[Data entries for graphics]
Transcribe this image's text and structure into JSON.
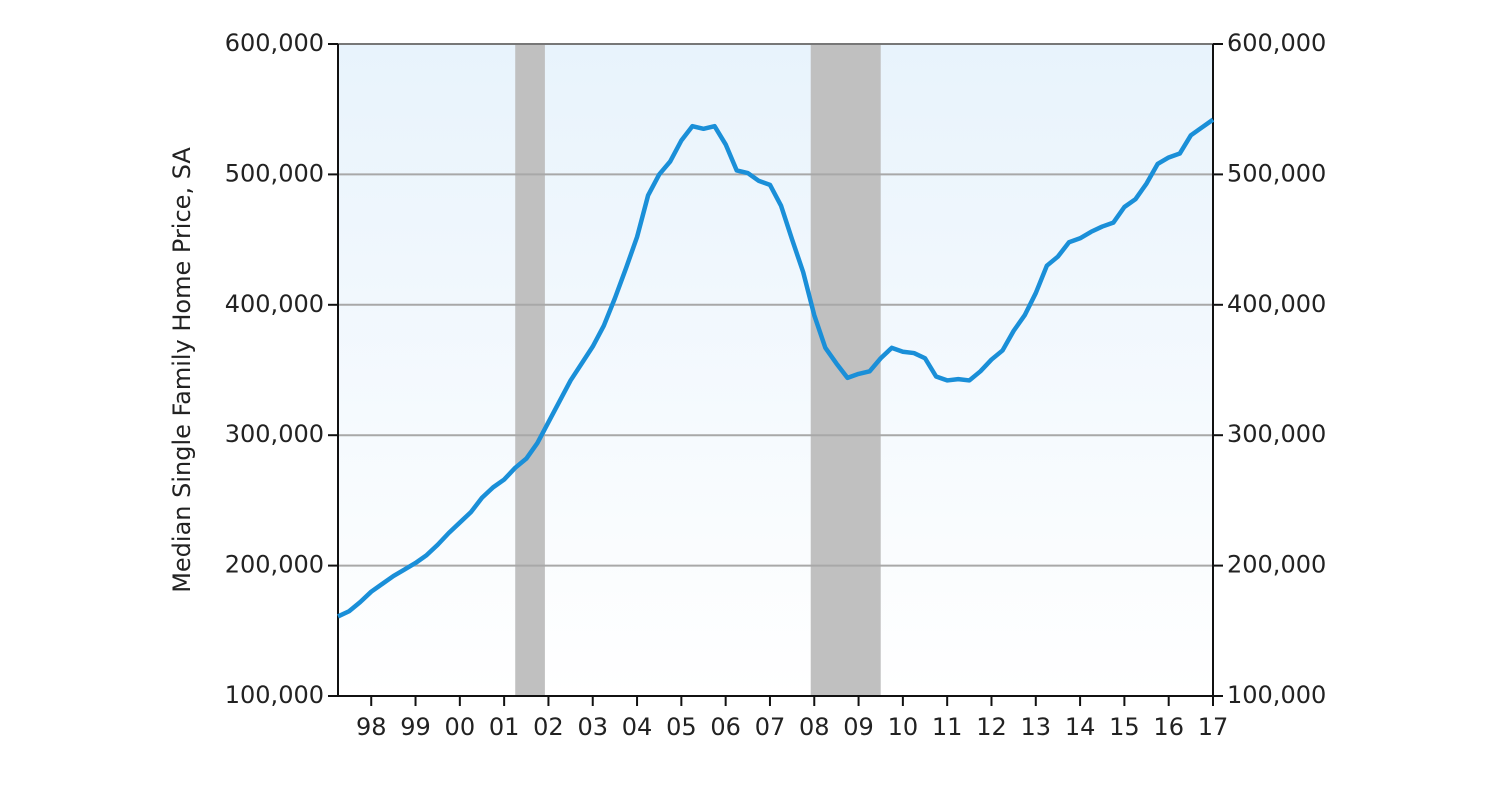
{
  "chart_data": {
    "type": "line",
    "y_label": "Median Single Family Home Price, SA",
    "xlim": [
      1997.25,
      2017.0
    ],
    "xticks": [
      {
        "value": 1998,
        "label": "98"
      },
      {
        "value": 1999,
        "label": "99"
      },
      {
        "value": 2000,
        "label": "00"
      },
      {
        "value": 2001,
        "label": "01"
      },
      {
        "value": 2002,
        "label": "02"
      },
      {
        "value": 2003,
        "label": "03"
      },
      {
        "value": 2004,
        "label": "04"
      },
      {
        "value": 2005,
        "label": "05"
      },
      {
        "value": 2006,
        "label": "06"
      },
      {
        "value": 2007,
        "label": "07"
      },
      {
        "value": 2008,
        "label": "08"
      },
      {
        "value": 2009,
        "label": "09"
      },
      {
        "value": 2010,
        "label": "10"
      },
      {
        "value": 2011,
        "label": "11"
      },
      {
        "value": 2012,
        "label": "12"
      },
      {
        "value": 2013,
        "label": "13"
      },
      {
        "value": 2014,
        "label": "14"
      },
      {
        "value": 2015,
        "label": "15"
      },
      {
        "value": 2016,
        "label": "16"
      },
      {
        "value": 2017,
        "label": "17"
      }
    ],
    "ylim": [
      100000,
      600000
    ],
    "yticks": [
      {
        "value": 100000,
        "label": "100,000"
      },
      {
        "value": 200000,
        "label": "200,000"
      },
      {
        "value": 300000,
        "label": "300,000"
      },
      {
        "value": 400000,
        "label": "400,000"
      },
      {
        "value": 500000,
        "label": "500,000"
      },
      {
        "value": 600000,
        "label": "600,000"
      }
    ],
    "y2lim": [
      100000,
      600000
    ],
    "y2ticks": [
      {
        "value": 100000,
        "label": "100,000"
      },
      {
        "value": 200000,
        "label": "200,000"
      },
      {
        "value": 300000,
        "label": "300,000"
      },
      {
        "value": 400000,
        "label": "400,000"
      },
      {
        "value": 500000,
        "label": "500,000"
      },
      {
        "value": 600000,
        "label": "600,000"
      }
    ],
    "grid": true,
    "recessions": [
      {
        "start": 2001.25,
        "end": 2001.92
      },
      {
        "start": 2007.92,
        "end": 2009.5
      }
    ],
    "recession_color": "#c0c0c0",
    "x": [
      1997.25,
      1997.5,
      1997.75,
      1998.0,
      1998.25,
      1998.5,
      1998.75,
      1999.0,
      1999.25,
      1999.5,
      1999.75,
      2000.0,
      2000.25,
      2000.5,
      2000.75,
      2001.0,
      2001.25,
      2001.5,
      2001.75,
      2002.0,
      2002.25,
      2002.5,
      2002.75,
      2003.0,
      2003.25,
      2003.5,
      2003.75,
      2004.0,
      2004.25,
      2004.5,
      2004.75,
      2005.0,
      2005.25,
      2005.5,
      2005.75,
      2006.0,
      2006.25,
      2006.5,
      2006.75,
      2007.0,
      2007.25,
      2007.5,
      2007.75,
      2008.0,
      2008.25,
      2008.5,
      2008.75,
      2009.0,
      2009.25,
      2009.5,
      2009.75,
      2010.0,
      2010.25,
      2010.5,
      2010.75,
      2011.0,
      2011.25,
      2011.5,
      2011.75,
      2012.0,
      2012.25,
      2012.5,
      2012.75,
      2013.0,
      2013.25,
      2013.5,
      2013.75,
      2014.0,
      2014.25,
      2014.5,
      2014.75,
      2015.0,
      2015.25,
      2015.5,
      2015.75,
      2016.0,
      2016.25,
      2016.5,
      2016.75,
      2017.0
    ],
    "series": [
      {
        "color": "#1a8fd8",
        "values": [
          161000,
          165000,
          172000,
          180000,
          186000,
          192000,
          197000,
          202000,
          208000,
          216000,
          225000,
          233000,
          241000,
          252000,
          260000,
          266000,
          275000,
          282000,
          294000,
          310000,
          326000,
          342000,
          355000,
          368000,
          384000,
          405000,
          428000,
          452000,
          484000,
          500000,
          510000,
          526000,
          537000,
          535000,
          537000,
          523000,
          503000,
          501000,
          495000,
          492000,
          476000,
          450000,
          425000,
          392000,
          367000,
          355000,
          344000,
          347000,
          349000,
          359000,
          367000,
          364000,
          363000,
          359000,
          345000,
          342000,
          343000,
          342000,
          349000,
          358000,
          365000,
          380000,
          392000,
          409000,
          430000,
          437000,
          448000,
          451000,
          456000,
          460000,
          463000,
          475000,
          481000,
          493000,
          508000,
          513000,
          516000,
          530000,
          536000,
          542000
        ]
      }
    ]
  }
}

- **What you are asked to do**
The records above need to be restated word for word, with the pictures left out.

- **Exercise output**
Transcribe this image's text and structure into JSON.
{
  "chart_data": {
    "type": "line",
    "y_label": "Median Single Family Home Price, SA",
    "xlim": [
      1997.25,
      2017.0
    ],
    "xticks": [
      {
        "value": 1998,
        "label": "98"
      },
      {
        "value": 1999,
        "label": "99"
      },
      {
        "value": 2000,
        "label": "00"
      },
      {
        "value": 2001,
        "label": "01"
      },
      {
        "value": 2002,
        "label": "02"
      },
      {
        "value": 2003,
        "label": "03"
      },
      {
        "value": 2004,
        "label": "04"
      },
      {
        "value": 2005,
        "label": "05"
      },
      {
        "value": 2006,
        "label": "06"
      },
      {
        "value": 2007,
        "label": "07"
      },
      {
        "value": 2008,
        "label": "08"
      },
      {
        "value": 2009,
        "label": "09"
      },
      {
        "value": 2010,
        "label": "10"
      },
      {
        "value": 2011,
        "label": "11"
      },
      {
        "value": 2012,
        "label": "12"
      },
      {
        "value": 2013,
        "label": "13"
      },
      {
        "value": 2014,
        "label": "14"
      },
      {
        "value": 2015,
        "label": "15"
      },
      {
        "value": 2016,
        "label": "16"
      },
      {
        "value": 2017,
        "label": "17"
      }
    ],
    "ylim": [
      100000,
      600000
    ],
    "yticks": [
      {
        "value": 100000,
        "label": "100,000"
      },
      {
        "value": 200000,
        "label": "200,000"
      },
      {
        "value": 300000,
        "label": "300,000"
      },
      {
        "value": 400000,
        "label": "400,000"
      },
      {
        "value": 500000,
        "label": "500,000"
      },
      {
        "value": 600000,
        "label": "600,000"
      }
    ],
    "y2lim": [
      100000,
      600000
    ],
    "y2ticks": [
      {
        "value": 100000,
        "label": "100,000"
      },
      {
        "value": 200000,
        "label": "200,000"
      },
      {
        "value": 300000,
        "label": "300,000"
      },
      {
        "value": 400000,
        "label": "400,000"
      },
      {
        "value": 500000,
        "label": "500,000"
      },
      {
        "value": 600000,
        "label": "600,000"
      }
    ],
    "grid": true,
    "recessions": [
      {
        "start": 2001.25,
        "end": 2001.92
      },
      {
        "start": 2007.92,
        "end": 2009.5
      }
    ],
    "recession_color": "#c0c0c0",
    "x": [
      1997.25,
      1997.5,
      1997.75,
      1998.0,
      1998.25,
      1998.5,
      1998.75,
      1999.0,
      1999.25,
      1999.5,
      1999.75,
      2000.0,
      2000.25,
      2000.5,
      2000.75,
      2001.0,
      2001.25,
      2001.5,
      2001.75,
      2002.0,
      2002.25,
      2002.5,
      2002.75,
      2003.0,
      2003.25,
      2003.5,
      2003.75,
      2004.0,
      2004.25,
      2004.5,
      2004.75,
      2005.0,
      2005.25,
      2005.5,
      2005.75,
      2006.0,
      2006.25,
      2006.5,
      2006.75,
      2007.0,
      2007.25,
      2007.5,
      2007.75,
      2008.0,
      2008.25,
      2008.5,
      2008.75,
      2009.0,
      2009.25,
      2009.5,
      2009.75,
      2010.0,
      2010.25,
      2010.5,
      2010.75,
      2011.0,
      2011.25,
      2011.5,
      2011.75,
      2012.0,
      2012.25,
      2012.5,
      2012.75,
      2013.0,
      2013.25,
      2013.5,
      2013.75,
      2014.0,
      2014.25,
      2014.5,
      2014.75,
      2015.0,
      2015.25,
      2015.5,
      2015.75,
      2016.0,
      2016.25,
      2016.5,
      2016.75,
      2017.0
    ],
    "series": [
      {
        "color": "#1a8fd8",
        "values": [
          161000,
          165000,
          172000,
          180000,
          186000,
          192000,
          197000,
          202000,
          208000,
          216000,
          225000,
          233000,
          241000,
          252000,
          260000,
          266000,
          275000,
          282000,
          294000,
          310000,
          326000,
          342000,
          355000,
          368000,
          384000,
          405000,
          428000,
          452000,
          484000,
          500000,
          510000,
          526000,
          537000,
          535000,
          537000,
          523000,
          503000,
          501000,
          495000,
          492000,
          476000,
          450000,
          425000,
          392000,
          367000,
          355000,
          344000,
          347000,
          349000,
          359000,
          367000,
          364000,
          363000,
          359000,
          345000,
          342000,
          343000,
          342000,
          349000,
          358000,
          365000,
          380000,
          392000,
          409000,
          430000,
          437000,
          448000,
          451000,
          456000,
          460000,
          463000,
          475000,
          481000,
          493000,
          508000,
          513000,
          516000,
          530000,
          536000,
          542000
        ]
      }
    ]
  }
}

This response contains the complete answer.